Tally the lines that contain "Edition" and report the total alone.

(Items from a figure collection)
^^^^^^^^^^^^^^^^

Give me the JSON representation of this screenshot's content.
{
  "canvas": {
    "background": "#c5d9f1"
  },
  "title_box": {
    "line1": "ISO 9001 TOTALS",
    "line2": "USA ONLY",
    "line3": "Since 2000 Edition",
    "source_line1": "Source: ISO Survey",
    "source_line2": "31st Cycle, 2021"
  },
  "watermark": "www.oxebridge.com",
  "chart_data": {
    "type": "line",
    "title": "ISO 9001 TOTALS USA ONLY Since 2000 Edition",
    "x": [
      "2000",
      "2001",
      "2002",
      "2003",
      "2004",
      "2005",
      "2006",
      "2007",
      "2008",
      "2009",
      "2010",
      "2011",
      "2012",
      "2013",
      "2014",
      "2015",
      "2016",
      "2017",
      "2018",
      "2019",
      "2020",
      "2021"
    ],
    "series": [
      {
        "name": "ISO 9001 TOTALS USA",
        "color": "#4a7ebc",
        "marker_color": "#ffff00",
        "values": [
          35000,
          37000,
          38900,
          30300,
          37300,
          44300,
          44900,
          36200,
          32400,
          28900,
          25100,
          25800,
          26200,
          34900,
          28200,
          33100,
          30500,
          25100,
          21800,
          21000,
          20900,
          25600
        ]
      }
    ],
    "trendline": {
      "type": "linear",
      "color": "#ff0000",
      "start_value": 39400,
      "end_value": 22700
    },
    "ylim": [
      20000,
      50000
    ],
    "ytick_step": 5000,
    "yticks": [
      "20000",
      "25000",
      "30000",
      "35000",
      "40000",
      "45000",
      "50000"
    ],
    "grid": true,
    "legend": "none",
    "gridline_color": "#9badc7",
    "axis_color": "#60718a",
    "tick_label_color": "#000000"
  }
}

^^^^^^^^^^^^^^^^

ANSWER
2